▸ What is asked:
With the pictures omitted, write out the entries that follow exactly as they stand.

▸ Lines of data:
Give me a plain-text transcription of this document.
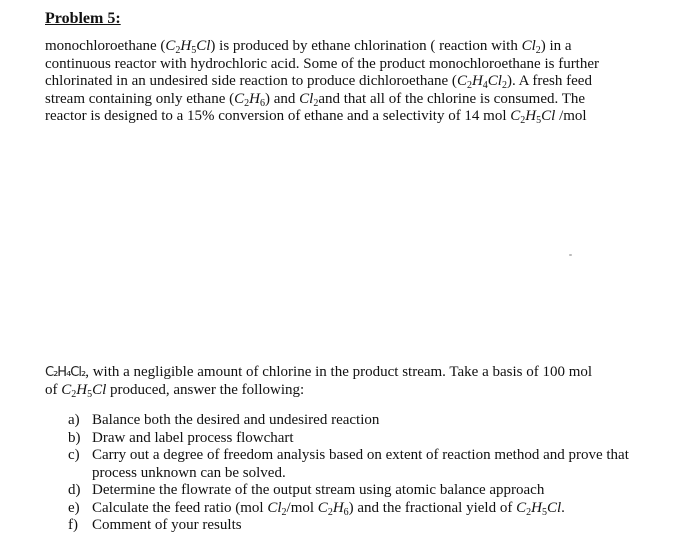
Problem 5:
monochloroethane $(C_2H_5Cl)$ is produced by ethane chlorination ( reaction with $Cl_2$) in a
continuous reactor with hydrochloric acid. Some of the product monochloroethane is further
chlorinated in an undesired side reaction to produce dichloroethane $(C_2H_4Cl_2)$. A fresh feed
stream containing only ethane $(C_2H_6)$ and $Cl_2and$ that all of the chlorine is consumed. The
reactor is designed to a 15% conversion of ethane and a selectivity of 14 mol $C_2H_5Cl$ /mol
C₂H₄Cl₂, with a negligible amount of chlorine in the product stream. Take a basis of 100 mol
of $C_2H_5Cl$ produced, answer the following:
a) Balance both the desired and undesired reaction
b) Draw and label process flowchart
c) Carry out a degree of freedom analysis based on extent of reaction method and prove that process unknown can be solved.
d) Determine the flowrate of the output stream using atomic balance approach
e) Calculate the feed ratio (mol $Cl_2$/mol $C_2H_6$) and the fractional yield of $C_2H_5Cl$.
f) Comment of your results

▸ Solved problem:
Give me a plain-text transcription of this document.
Problem 5:
monochloroethane $(C_2H_5Cl)$ is produced by ethane chlorination ( reaction with $Cl_2$) in a
continuous reactor with hydrochloric acid. Some of the product monochloroethane is further
chlorinated in an undesired side reaction to produce dichloroethane $(C_2H_4Cl_2)$. A fresh feed
stream containing only ethane $(C_2H_6)$ and $Cl_2and$ that all of the chlorine is consumed. The
reactor is designed to a 15% conversion of ethane and a selectivity of 14 mol $C_2H_5Cl$ /mol
C₂H₄Cl₂, with a negligible amount of chlorine in the product stream. Take a basis of 100 mol
of $C_2H_5Cl$ produced, answer the following:
a) Balance both the desired and undesired reaction
b) Draw and label process flowchart
c) Carry out a degree of freedom analysis based on extent of reaction method and prove that process unknown can be solved.
d) Determine the flowrate of the output stream using atomic balance approach
e) Calculate the feed ratio (mol $Cl_2$/mol $C_2H_6$) and the fractional yield of $C_2H_5Cl$.
f) Comment of your results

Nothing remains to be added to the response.